• _Exercises_
1. Answer these questions using the ACME design excerpt, one answer per line, marked (a), (b) and (c):
(a) Which feature gates `rustls-acme`?
(b) Where is the `AcmeState` task spawned, and when is it aborted?
(c) What does ACME need that made wrapping the `X509` variant unsuitable?
2. Print the passage of the ACME design excerpt word for word, beginning at the words "## Alternatives Considered" and stopping after the words "variant is cleaner.".

• _Given passage_
================================

The assembly layer and tests that construct `TlsIdentity::RawKey` must
update.
- **`ed25519-dalek` becomes a direct dependency** of alknet-core. It's
already in the dependency tree (transitive via iroh), so no new
compilation cost for `iroh` builds. Quinn-only builds that were not
using `RawKey` before will now compile `ed25519-dalek` — it's a small,
pure-Rust crate with no C dependencies.
- **`rustls-acme` is feature-gated** (`acme` feature). Nodes not using
ACME don't compile it. The feature is compatible with `quinn` (ACME
is quinn-only; iroh uses its own TLS).
- **`build_rustls_server_config` becomes async** (or is replaced by an
async `TlsSetup::new`). The accept loop already runs in an async
context, so this is a local change.
- **ACME state machine lifecycle**: the `AcmeState` task is spawned in
`AlknetEndpoint::new()` and aborted on shutdown. The `TlsSetup` struct
carries the `JoinHandle` so `AlknetEndpoint::shutdown()` can abort it.
- **No handler needed for `acme-tls/1`**: the `dispatch_quinn` guard
handles it. `HandlerRegistry` is not involved.
## Alternatives Considered
### A. ACME as a `ResolvesServerCert` wrapper behind `X509`
OQ-12 suggested ACME "fits naturally as an additional `TlsIdentity`
variant or as a `rustls::ResolvesServerCert` implementation behind the
existing `X509` path." The second option — wrapping `X509` — was
rejected because ACME needs async state + config fields (domains, cache,
contact) that don't fit behind the static `X509 { cert, key }` variant.
A `ResolvesServerCert` that internally does ACME would need to be
constructed at config time with those fields, which means `X509` would
need to carry them — bloating the variant for non-ACME users. A
dedicated `Acme` variant is cleaner.

================================

• _Information provided_
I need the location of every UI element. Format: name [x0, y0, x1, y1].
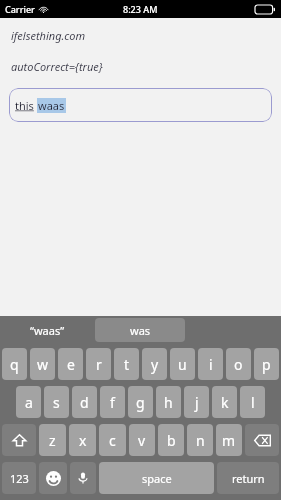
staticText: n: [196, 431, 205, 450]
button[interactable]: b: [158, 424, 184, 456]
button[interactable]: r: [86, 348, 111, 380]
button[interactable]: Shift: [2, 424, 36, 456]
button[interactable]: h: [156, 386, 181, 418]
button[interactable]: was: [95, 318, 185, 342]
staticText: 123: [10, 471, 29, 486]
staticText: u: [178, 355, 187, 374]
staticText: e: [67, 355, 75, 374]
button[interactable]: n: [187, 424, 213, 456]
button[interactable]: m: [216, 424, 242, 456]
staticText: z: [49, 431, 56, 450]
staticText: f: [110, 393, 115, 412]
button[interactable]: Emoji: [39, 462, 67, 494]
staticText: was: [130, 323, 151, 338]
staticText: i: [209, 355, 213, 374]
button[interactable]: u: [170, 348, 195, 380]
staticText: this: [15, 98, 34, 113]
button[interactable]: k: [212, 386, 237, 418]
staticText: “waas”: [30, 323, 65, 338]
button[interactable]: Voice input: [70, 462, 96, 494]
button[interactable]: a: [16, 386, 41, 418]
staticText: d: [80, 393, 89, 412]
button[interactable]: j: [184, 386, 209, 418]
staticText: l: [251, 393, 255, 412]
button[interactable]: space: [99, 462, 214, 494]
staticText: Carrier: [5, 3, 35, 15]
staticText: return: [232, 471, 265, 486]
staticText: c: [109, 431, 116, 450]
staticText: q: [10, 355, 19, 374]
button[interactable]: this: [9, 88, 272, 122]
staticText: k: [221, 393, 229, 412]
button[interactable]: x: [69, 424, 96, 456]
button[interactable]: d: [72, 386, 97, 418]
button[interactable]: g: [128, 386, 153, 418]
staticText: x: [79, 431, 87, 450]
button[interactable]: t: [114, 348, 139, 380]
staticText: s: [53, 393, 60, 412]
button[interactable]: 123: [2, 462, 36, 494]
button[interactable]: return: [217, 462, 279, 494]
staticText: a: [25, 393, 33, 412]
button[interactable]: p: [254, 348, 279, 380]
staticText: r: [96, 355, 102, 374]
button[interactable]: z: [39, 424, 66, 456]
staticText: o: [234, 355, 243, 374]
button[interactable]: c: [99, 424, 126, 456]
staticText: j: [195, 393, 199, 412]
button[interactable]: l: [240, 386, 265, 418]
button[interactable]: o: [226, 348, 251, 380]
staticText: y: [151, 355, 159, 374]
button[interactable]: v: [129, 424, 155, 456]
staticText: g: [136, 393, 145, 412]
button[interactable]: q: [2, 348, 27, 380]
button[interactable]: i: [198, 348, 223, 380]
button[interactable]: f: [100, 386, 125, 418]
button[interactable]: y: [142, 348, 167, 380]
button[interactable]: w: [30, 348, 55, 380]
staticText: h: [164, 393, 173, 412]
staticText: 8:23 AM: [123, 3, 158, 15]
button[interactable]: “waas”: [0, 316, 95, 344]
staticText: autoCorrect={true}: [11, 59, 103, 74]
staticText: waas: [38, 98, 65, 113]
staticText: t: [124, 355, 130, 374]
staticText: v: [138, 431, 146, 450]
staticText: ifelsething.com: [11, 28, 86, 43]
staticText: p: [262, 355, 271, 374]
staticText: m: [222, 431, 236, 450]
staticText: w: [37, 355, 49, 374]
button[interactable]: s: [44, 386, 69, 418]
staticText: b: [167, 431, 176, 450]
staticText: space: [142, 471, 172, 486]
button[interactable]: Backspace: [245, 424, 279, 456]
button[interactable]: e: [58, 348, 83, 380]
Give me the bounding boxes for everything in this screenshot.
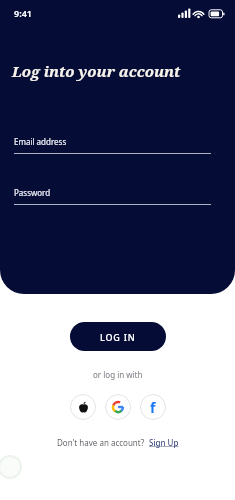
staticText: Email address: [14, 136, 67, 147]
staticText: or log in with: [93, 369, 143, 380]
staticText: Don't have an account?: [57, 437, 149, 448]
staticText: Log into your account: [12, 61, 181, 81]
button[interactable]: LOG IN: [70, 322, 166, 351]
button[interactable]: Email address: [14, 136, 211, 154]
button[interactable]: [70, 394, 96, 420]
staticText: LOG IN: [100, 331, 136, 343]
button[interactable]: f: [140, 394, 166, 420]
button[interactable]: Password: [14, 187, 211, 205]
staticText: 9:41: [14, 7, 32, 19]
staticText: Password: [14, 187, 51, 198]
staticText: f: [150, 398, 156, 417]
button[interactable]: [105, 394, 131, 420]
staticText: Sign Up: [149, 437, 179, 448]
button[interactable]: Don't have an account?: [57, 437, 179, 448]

================================

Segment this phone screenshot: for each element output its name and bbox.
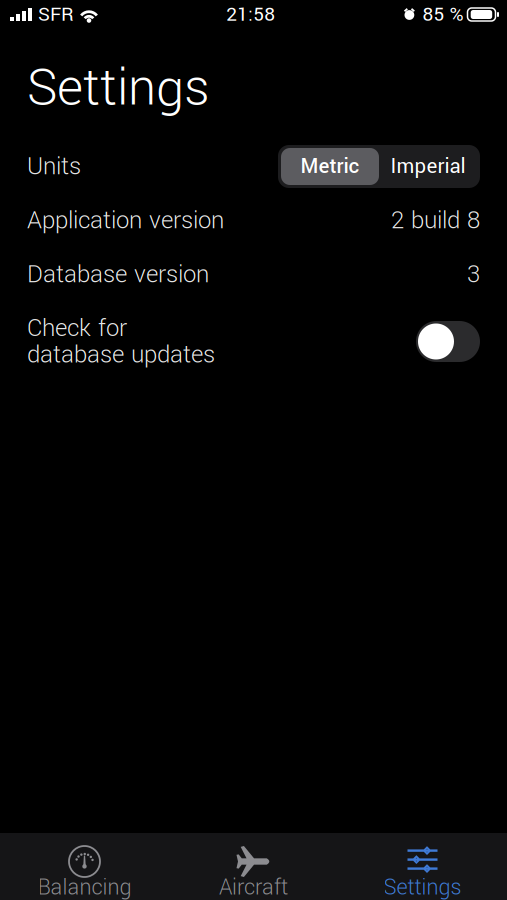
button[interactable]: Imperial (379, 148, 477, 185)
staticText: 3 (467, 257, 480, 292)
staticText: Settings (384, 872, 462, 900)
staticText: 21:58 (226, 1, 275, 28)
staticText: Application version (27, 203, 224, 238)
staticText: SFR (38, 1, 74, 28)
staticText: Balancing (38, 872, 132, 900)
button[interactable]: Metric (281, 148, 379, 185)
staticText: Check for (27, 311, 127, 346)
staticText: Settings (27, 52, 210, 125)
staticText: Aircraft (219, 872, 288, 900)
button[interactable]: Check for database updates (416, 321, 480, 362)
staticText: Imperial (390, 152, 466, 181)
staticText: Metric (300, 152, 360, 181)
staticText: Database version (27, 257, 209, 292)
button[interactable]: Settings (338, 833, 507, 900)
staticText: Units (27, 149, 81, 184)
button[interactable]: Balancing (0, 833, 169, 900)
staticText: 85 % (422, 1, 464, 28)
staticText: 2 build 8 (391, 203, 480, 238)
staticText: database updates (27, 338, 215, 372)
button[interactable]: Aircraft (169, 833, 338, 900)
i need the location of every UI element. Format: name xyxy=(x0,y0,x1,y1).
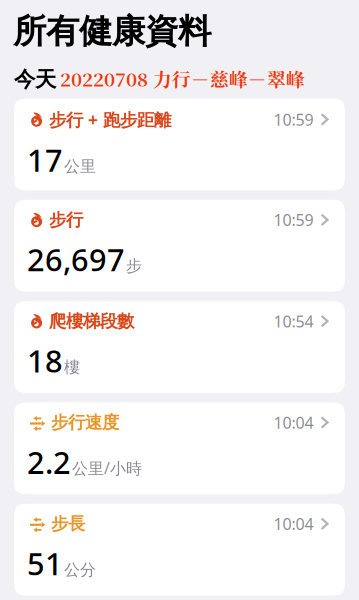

================================

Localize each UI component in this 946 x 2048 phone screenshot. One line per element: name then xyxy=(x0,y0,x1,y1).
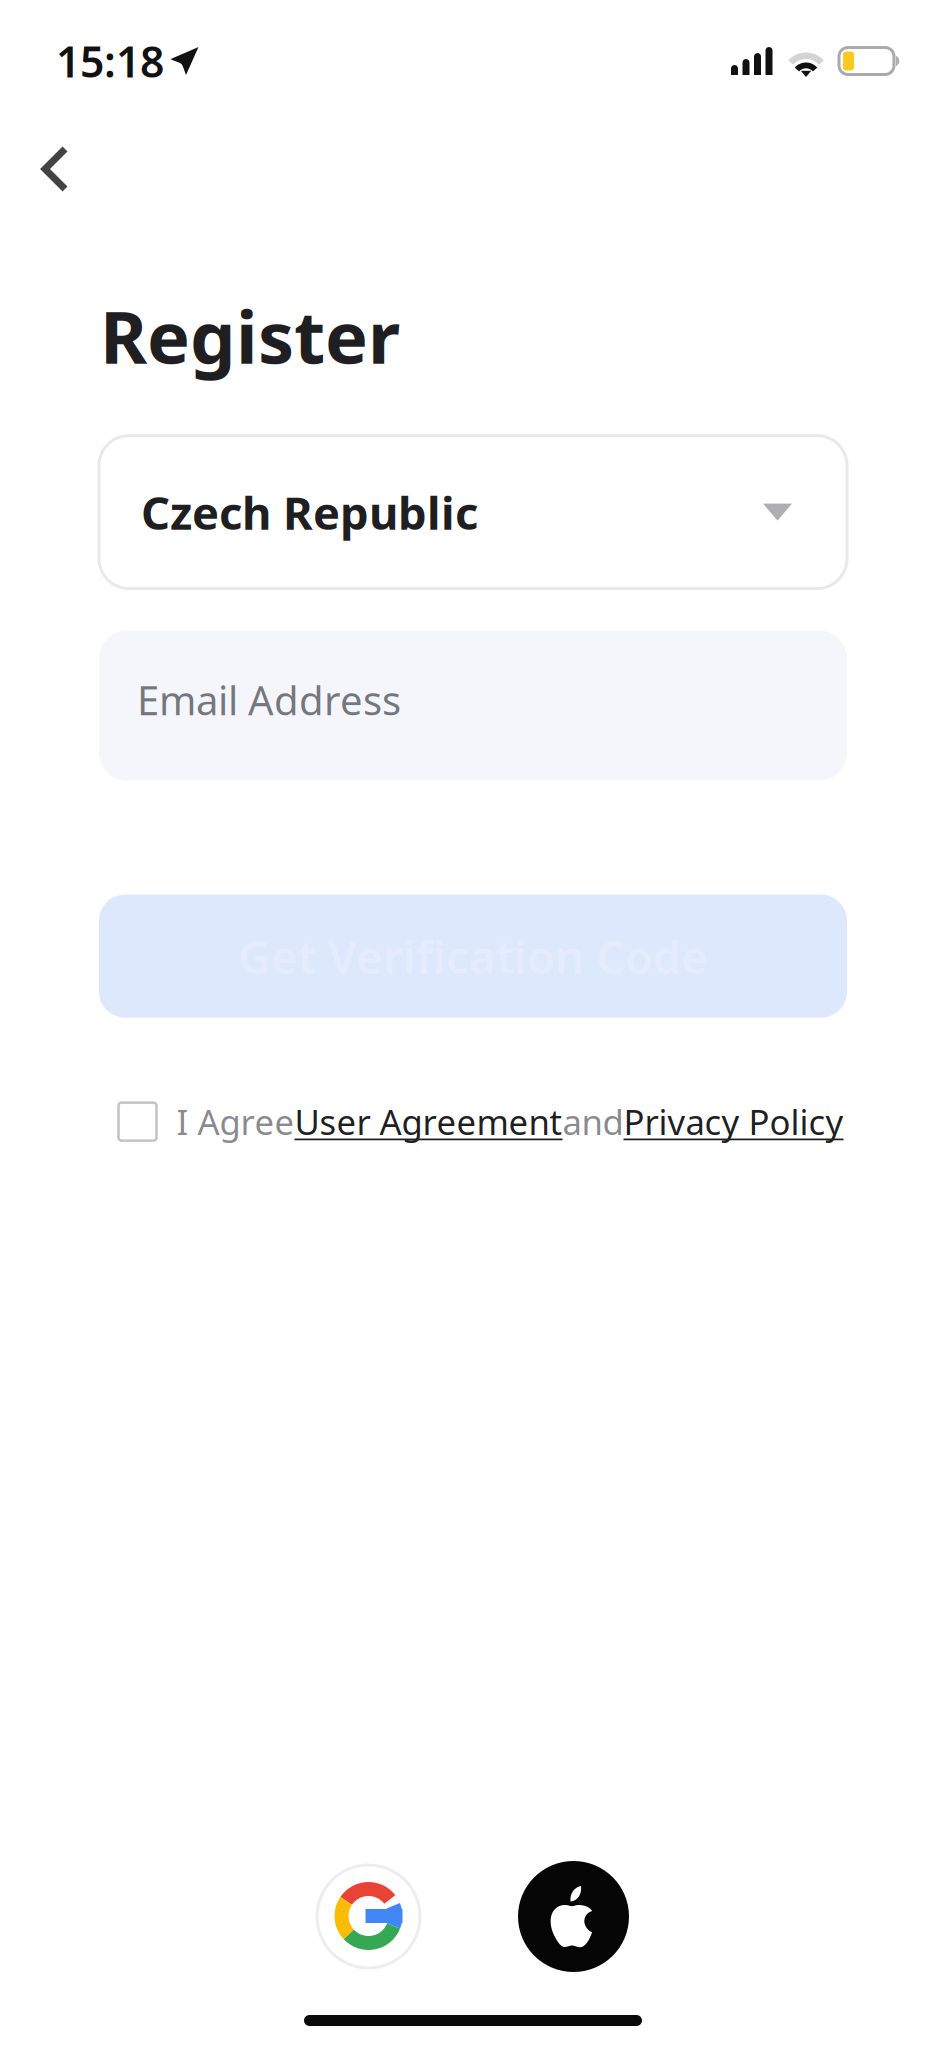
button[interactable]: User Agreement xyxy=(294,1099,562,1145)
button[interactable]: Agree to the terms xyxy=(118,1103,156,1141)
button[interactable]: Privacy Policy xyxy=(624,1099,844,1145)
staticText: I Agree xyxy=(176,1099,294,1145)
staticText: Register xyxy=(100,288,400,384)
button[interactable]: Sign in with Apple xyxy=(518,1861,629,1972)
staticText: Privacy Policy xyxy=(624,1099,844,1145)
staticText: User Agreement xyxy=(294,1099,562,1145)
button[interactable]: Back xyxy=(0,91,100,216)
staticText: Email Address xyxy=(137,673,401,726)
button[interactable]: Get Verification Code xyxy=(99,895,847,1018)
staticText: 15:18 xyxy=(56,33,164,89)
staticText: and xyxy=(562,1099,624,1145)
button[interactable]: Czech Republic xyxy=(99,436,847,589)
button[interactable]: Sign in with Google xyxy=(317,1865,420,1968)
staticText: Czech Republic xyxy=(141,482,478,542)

================================

• _Responses to the tasks_
1.
(a) The `acme` feature.
(b) It is spawned in `AlknetEndpoint::new()` and aborted on shutdown.
(c) ACME needs async state and config fields (domains, cache, contact) that don't fit behind the static `X509 { cert, key }` variant.

2.
## Alternatives Considered
### A. ACME as a `ResolvesServerCert` wrapper behind `X509`
OQ-12 suggested ACME "fits naturally as an additional `TlsIdentity`
variant or as a `rustls::ResolvesServerCert` implementation behind the
existing `X509` path." The second option — wrapping `X509` — was
rejected because ACME needs async state + config fields (domains, cache,
contact) that don't fit behind the static `X509 { cert, key }` variant.
A `ResolvesServerCert` that internally does ACME would need to be
constructed at config time with those fields, which means `X509` would
need to carry them — bloating the variant for non-ACME users. A
dedicated `Acme` variant is cleaner.